*What is needed:*
Reproduce verbatim the lines from the one containing "y-axis-label: Прирост к" through the one containing "bar [219, 334, 225, 378]", both included.
-------- Stored data
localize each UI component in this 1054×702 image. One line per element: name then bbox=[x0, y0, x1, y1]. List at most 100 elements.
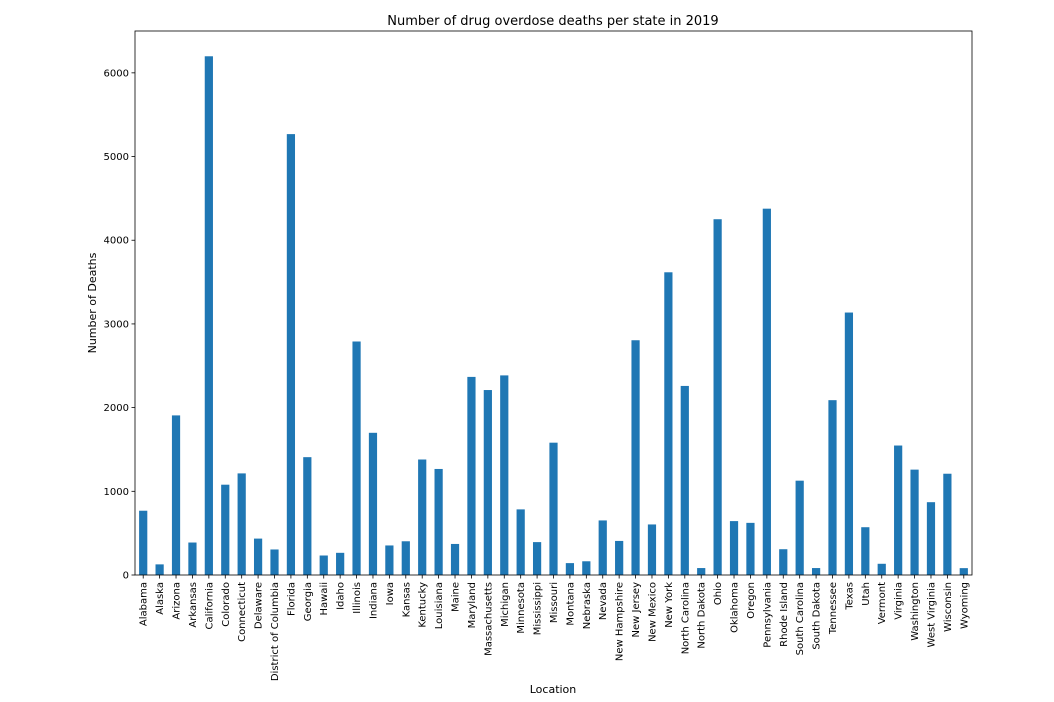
bar-south-carolina bbox=[795, 480, 804, 575]
y-axis-label: Number of Deaths bbox=[86, 252, 99, 353]
bar-colorado bbox=[221, 484, 230, 575]
x-tick-label: Kentucky bbox=[418, 582, 429, 628]
bar-louisiana bbox=[434, 468, 443, 575]
bar-kentucky bbox=[418, 459, 427, 575]
x-tick-label: Vermont bbox=[877, 582, 888, 624]
y-tick-label: 4000 bbox=[104, 236, 129, 247]
x-axis-label: Location bbox=[530, 683, 577, 696]
x-tick-label: Missouri bbox=[549, 582, 560, 623]
bar-ohio bbox=[713, 219, 722, 575]
bar-california bbox=[204, 56, 213, 575]
bar-texas bbox=[844, 312, 854, 575]
y-tick-label: 0 bbox=[123, 571, 129, 582]
y-axis-ticks: 0 1000 2000 3000 4000 5000 6000 bbox=[104, 68, 135, 582]
y-tick-label: 6000 bbox=[104, 68, 129, 79]
x-tick-label: New Mexico bbox=[647, 582, 658, 642]
bar-south-dakota bbox=[811, 568, 821, 575]
bar-missouri bbox=[549, 442, 558, 575]
x-tick-label: North Carolina bbox=[680, 582, 691, 654]
bar-indiana bbox=[368, 432, 378, 575]
y-tick-label: 3000 bbox=[104, 319, 129, 330]
x-tick-label: Connecticut bbox=[237, 582, 248, 642]
bar-north-dakota bbox=[697, 568, 706, 575]
x-tick-label: Michigan bbox=[500, 582, 511, 627]
x-tick-label: Hawaii bbox=[319, 582, 330, 616]
x-tick-label: District of Columbia bbox=[270, 582, 281, 681]
x-tick-label: Wyoming bbox=[959, 582, 970, 629]
x-tick-label: Maine bbox=[451, 582, 462, 612]
x-tick-label: Maryland bbox=[467, 582, 478, 628]
bar-maine bbox=[450, 543, 460, 575]
x-tick-label: Louisiana bbox=[434, 582, 445, 629]
x-tick-label: Utah bbox=[861, 582, 872, 606]
bar-north-carolina bbox=[680, 385, 689, 575]
bar-idaho bbox=[336, 552, 345, 575]
bar-new-jersey bbox=[631, 340, 640, 575]
bar-new-mexico bbox=[647, 524, 657, 575]
x-tick-label: Nebraska bbox=[582, 582, 593, 629]
x-tick-label: Florida bbox=[286, 582, 297, 616]
x-tick-label: Iowa bbox=[385, 582, 396, 605]
bar-virginia bbox=[894, 445, 903, 575]
bar-delaware bbox=[253, 538, 263, 575]
bar-illinois bbox=[352, 341, 361, 575]
x-tick-label: Wisconsin bbox=[943, 582, 954, 632]
x-tick-label: Pennsylvania bbox=[762, 582, 773, 648]
bar-minnesota bbox=[516, 509, 525, 575]
bar-tennessee bbox=[828, 400, 837, 575]
x-tick-label: Alabama bbox=[139, 582, 150, 626]
bar-mississippi bbox=[532, 542, 542, 575]
x-tick-label: Illinois bbox=[352, 582, 363, 614]
x-tick-label: Oklahoma bbox=[730, 582, 741, 633]
bar-rhode-island bbox=[779, 549, 788, 575]
x-tick-label: South Carolina bbox=[795, 582, 806, 655]
bar-wyoming bbox=[959, 568, 968, 575]
bar-vermont bbox=[877, 563, 886, 575]
x-axis-ticks: Alabama Alaska Arizona Arkansas California Co… bbox=[139, 575, 970, 681]
bar-maryland bbox=[467, 376, 476, 575]
x-tick-label: Arkansas bbox=[188, 582, 199, 628]
bar-georgia bbox=[303, 457, 312, 575]
bar-florida bbox=[286, 134, 296, 575]
bar-new-hampshire bbox=[615, 540, 624, 575]
x-tick-label: South Dakota bbox=[812, 582, 823, 650]
y-tick-label: 5000 bbox=[104, 152, 129, 163]
bar-michigan bbox=[500, 375, 509, 575]
x-tick-label: Idaho bbox=[336, 582, 347, 610]
bar-utah bbox=[861, 527, 870, 575]
x-tick-label: Minnesota bbox=[516, 582, 527, 634]
x-tick-label: New York bbox=[664, 582, 675, 628]
x-tick-label: Arizona bbox=[172, 582, 183, 620]
y-tick-label: 1000 bbox=[104, 487, 129, 498]
bar-west-virginia bbox=[926, 502, 936, 575]
y-tick-label: 2000 bbox=[104, 403, 129, 414]
plot-frame bbox=[134, 30, 973, 576]
bar-wisconsin bbox=[943, 473, 952, 575]
bar-district-of-columbia bbox=[270, 549, 279, 575]
bar-arizona bbox=[171, 415, 181, 575]
x-tick-label: Montana bbox=[565, 582, 576, 626]
x-tick-label: West Virginia bbox=[926, 582, 937, 647]
x-tick-label: California bbox=[204, 582, 215, 630]
x-tick-label: Nevada bbox=[598, 582, 609, 620]
bar-oklahoma bbox=[729, 521, 739, 575]
x-tick-label: Massachusetts bbox=[483, 582, 494, 656]
bar-washington bbox=[910, 469, 919, 575]
x-tick-label: Tennessee bbox=[828, 582, 839, 635]
x-tick-label: Georgia bbox=[303, 582, 314, 621]
x-tick-label: Ohio bbox=[713, 582, 724, 605]
bar-arkansas bbox=[188, 542, 197, 575]
x-tick-label: Alaska bbox=[155, 582, 166, 615]
bar-nebraska bbox=[582, 561, 591, 575]
x-tick-label: Rhode Island bbox=[779, 582, 790, 647]
x-tick-label: Indiana bbox=[368, 582, 379, 619]
bar-connecticut bbox=[237, 473, 246, 575]
bar-kansas bbox=[401, 541, 410, 575]
x-tick-label: Virginia bbox=[894, 582, 905, 620]
bar-hawaii bbox=[319, 555, 328, 575]
x-tick-label: Oregon bbox=[746, 582, 757, 619]
x-tick-label: Mississippi bbox=[533, 582, 544, 635]
bar-alaska bbox=[155, 564, 164, 575]
bar-new-york bbox=[664, 272, 673, 575]
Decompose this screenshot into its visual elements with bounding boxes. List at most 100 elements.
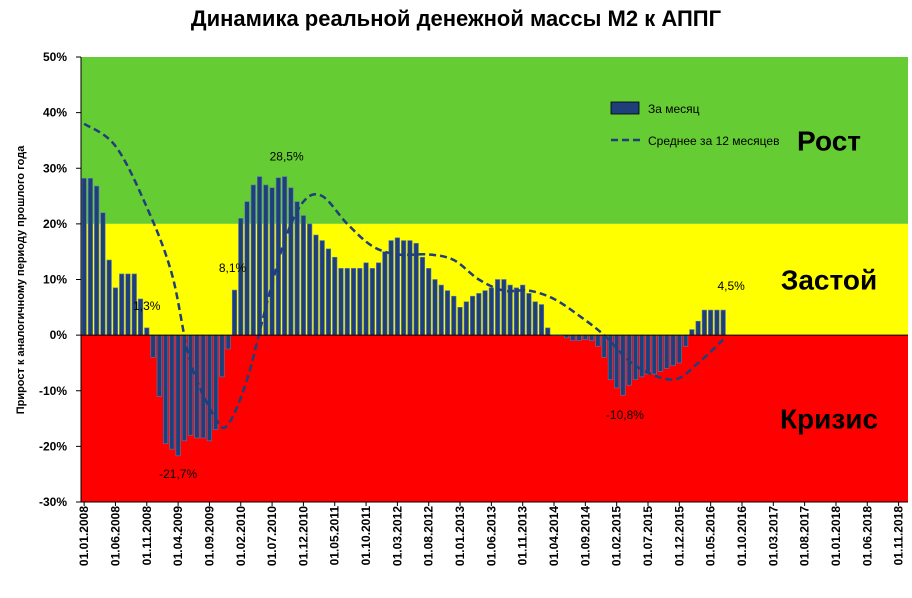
y-axis-label: Прирост к аналогичному периоду прошлого … [15, 145, 27, 414]
bar [476, 293, 482, 336]
x-tick-label: 01.04.2014 [547, 506, 561, 566]
y-tick-label: -20% [39, 439, 67, 453]
bar [482, 290, 488, 336]
x-tick-label: 01.01.2008 [77, 506, 91, 566]
bar [344, 268, 350, 336]
bar [219, 334, 225, 378]
legend: За месяц Среднее за 12 месяцев [610, 101, 779, 148]
data-labels: 1,3% -21,7% 8,1% 28,5% -10,8% 4,5% [133, 150, 745, 481]
bar [589, 334, 595, 341]
bar [338, 268, 344, 336]
bar [451, 295, 457, 336]
bar [388, 240, 394, 336]
bar [651, 334, 657, 375]
x-tick-label: 01.11.2018 [892, 506, 906, 566]
bar [601, 334, 607, 358]
bar [595, 334, 601, 347]
bar [325, 248, 332, 336]
bar [125, 273, 131, 336]
bar [100, 212, 106, 336]
bar [532, 301, 538, 336]
bar [432, 279, 438, 336]
data-label: 1,3% [133, 299, 161, 313]
data-label: -21,7% [159, 467, 197, 481]
bar [607, 334, 613, 380]
bar [175, 334, 181, 457]
bar [257, 176, 263, 336]
zone-label: Рост [797, 125, 861, 156]
bar [87, 177, 93, 336]
x-tick-label: 01.10.2011 [359, 506, 373, 566]
x-tick-label: 01.05.2011 [328, 506, 342, 566]
zone-label: Кризис [780, 404, 878, 435]
bar [194, 334, 200, 439]
bar [150, 334, 156, 358]
y-tick-label: 10% [43, 273, 67, 287]
bar [545, 327, 551, 336]
bar [188, 334, 194, 436]
bar [163, 334, 169, 444]
y-tick-label: 20% [43, 217, 67, 231]
bar [463, 301, 469, 336]
y-tick-label: 0% [50, 328, 68, 342]
zone-labels: Рост Застой Кризис [780, 125, 878, 434]
data-label: 28,5% [270, 150, 304, 164]
bar [394, 237, 400, 336]
bar [238, 218, 244, 336]
bar [714, 309, 720, 336]
bar [501, 279, 507, 336]
legend-bar-swatch [610, 101, 640, 115]
bar [288, 187, 294, 336]
zone-band [81, 223, 908, 336]
x-tick-label: 01.08.2012 [422, 506, 436, 566]
x-tick-label: 01.06.2008 [108, 506, 122, 566]
bar [200, 334, 206, 439]
bar [363, 262, 369, 336]
x-tick-label: 01.06.2018 [860, 506, 874, 566]
bar [488, 287, 494, 336]
bar [294, 201, 300, 336]
bar [632, 334, 639, 380]
bar [81, 177, 87, 336]
bar [444, 290, 451, 336]
data-label: 4,5% [717, 279, 745, 293]
x-tick-label: 01.11.2008 [140, 506, 154, 566]
x-tick-label: 01.01.2018 [829, 506, 843, 566]
bar [350, 268, 357, 336]
chart-title: Динамика реальной денежной массы М2 к АП… [190, 6, 722, 31]
zone-bands [81, 57, 908, 502]
x-tick-label: 01.12.2015 [672, 506, 686, 566]
bar [413, 243, 419, 336]
x-tick-labels: 01.01.2008 01.06.2008 01.11.2008 01.04.2009… [77, 506, 905, 566]
x-tick-label: 01.02.2015 [610, 506, 624, 566]
legend-line-label: Среднее за 12 месяцев [648, 134, 779, 148]
bar [369, 268, 375, 336]
y-tick-label: 50% [43, 50, 67, 64]
bar [419, 256, 426, 336]
bar [639, 334, 645, 378]
bar [250, 184, 256, 336]
bar [119, 273, 125, 336]
bar [664, 334, 670, 369]
bar [683, 334, 689, 347]
bar [507, 284, 513, 336]
x-tick-label: 01.07.2015 [641, 506, 655, 566]
bar [676, 334, 682, 364]
axes [76, 56, 908, 506]
legend-bar-label: За месяц [648, 102, 700, 116]
bar [513, 287, 519, 336]
bar [695, 320, 701, 336]
bar [319, 240, 325, 336]
x-tick-label: 01.09.2014 [578, 506, 592, 566]
y-tick-label: -30% [39, 495, 67, 509]
bar [570, 334, 576, 341]
bar [313, 234, 319, 336]
bar [526, 293, 532, 336]
bar [282, 176, 288, 336]
bar [708, 309, 714, 336]
x-tick-label: 01.12.2010 [296, 506, 310, 566]
bar [275, 177, 281, 336]
bar [94, 185, 100, 336]
x-tick-label: 01.04.2009 [171, 506, 185, 566]
x-tick-label: 01.08.2017 [798, 506, 812, 566]
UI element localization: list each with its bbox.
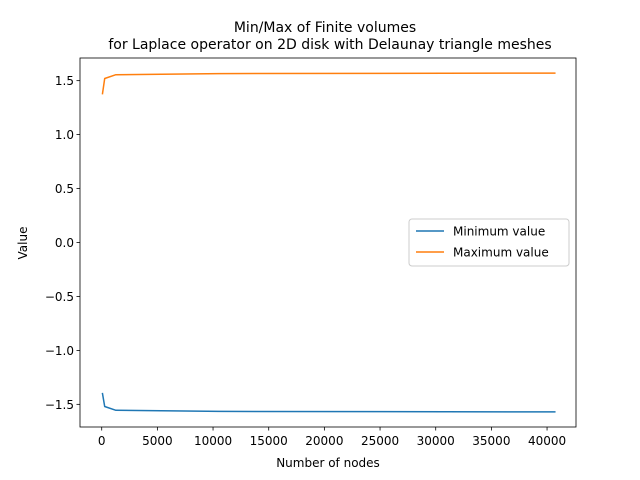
chart-subtitle: for Laplace operator on 2D disk with Del… bbox=[108, 37, 551, 53]
x-tick-label: 15000 bbox=[250, 434, 288, 448]
series-layer bbox=[101, 72, 556, 413]
y-tick-label: −1.5 bbox=[45, 398, 74, 412]
x-axis: 0 5000 10000 15000 20000 25000 30000 35000 40000 bbox=[98, 427, 566, 448]
y-tick-label: 1.5 bbox=[55, 74, 74, 88]
x-tick-label: 0 bbox=[98, 434, 106, 448]
legend-box bbox=[408, 218, 570, 267]
x-tick-label: 20000 bbox=[305, 434, 343, 448]
chart-title: Min/Max of Finite volumes bbox=[234, 20, 416, 36]
y-tick-label: −0.5 bbox=[45, 290, 74, 304]
legend: Minimum value Maximum value bbox=[408, 218, 570, 267]
x-tick-label: 10000 bbox=[194, 434, 232, 448]
x-axis-label: Number of nodes bbox=[276, 456, 380, 470]
y-tick-label: 0.5 bbox=[55, 182, 74, 196]
y-tick-label: −1.0 bbox=[45, 344, 74, 358]
x-tick-label: 30000 bbox=[417, 434, 455, 448]
series-line-minimum bbox=[101, 392, 556, 413]
x-tick-label: 5000 bbox=[142, 434, 173, 448]
legend-label: Maximum value bbox=[453, 246, 549, 260]
legend-label: Minimum value bbox=[453, 225, 545, 239]
y-axis: −1.5 −1.0 −0.5 0.0 0.5 1.0 1.5 bbox=[45, 74, 80, 412]
series-line-maximum bbox=[101, 72, 556, 95]
y-axis-label: Value bbox=[16, 227, 30, 260]
y-tick-label: 1.0 bbox=[55, 128, 74, 142]
y-tick-label: 0.0 bbox=[55, 236, 74, 250]
x-tick-label: 25000 bbox=[361, 434, 399, 448]
x-tick-label: 40000 bbox=[528, 434, 566, 448]
x-tick-label: 35000 bbox=[472, 434, 510, 448]
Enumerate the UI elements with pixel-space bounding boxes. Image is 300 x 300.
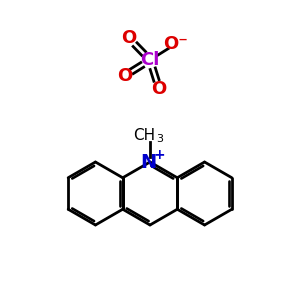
Text: N: N <box>140 152 157 172</box>
Text: +: + <box>154 148 165 162</box>
Text: 3: 3 <box>156 134 164 144</box>
Text: O: O <box>122 29 137 47</box>
Text: CH: CH <box>134 128 156 142</box>
Text: O: O <box>152 80 167 98</box>
Text: O: O <box>117 67 132 85</box>
Text: O⁻: O⁻ <box>163 35 188 53</box>
Text: Cl: Cl <box>140 51 160 69</box>
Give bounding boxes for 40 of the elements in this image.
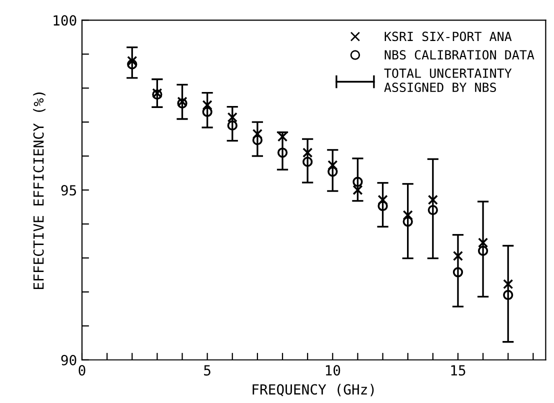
----------------
*Response:*
y-axis-label: Прирост к аналогичному периоду прошлого … [15, 145, 27, 414]
bar [476, 293, 482, 336]
x-tick-label: 01.04.2014 [547, 506, 561, 566]
y-tick-label: -20% [39, 439, 67, 453]
bar [482, 290, 488, 336]
x-tick-label: 01.01.2008 [77, 506, 91, 566]
bar [344, 268, 350, 336]
bar [219, 334, 225, 378]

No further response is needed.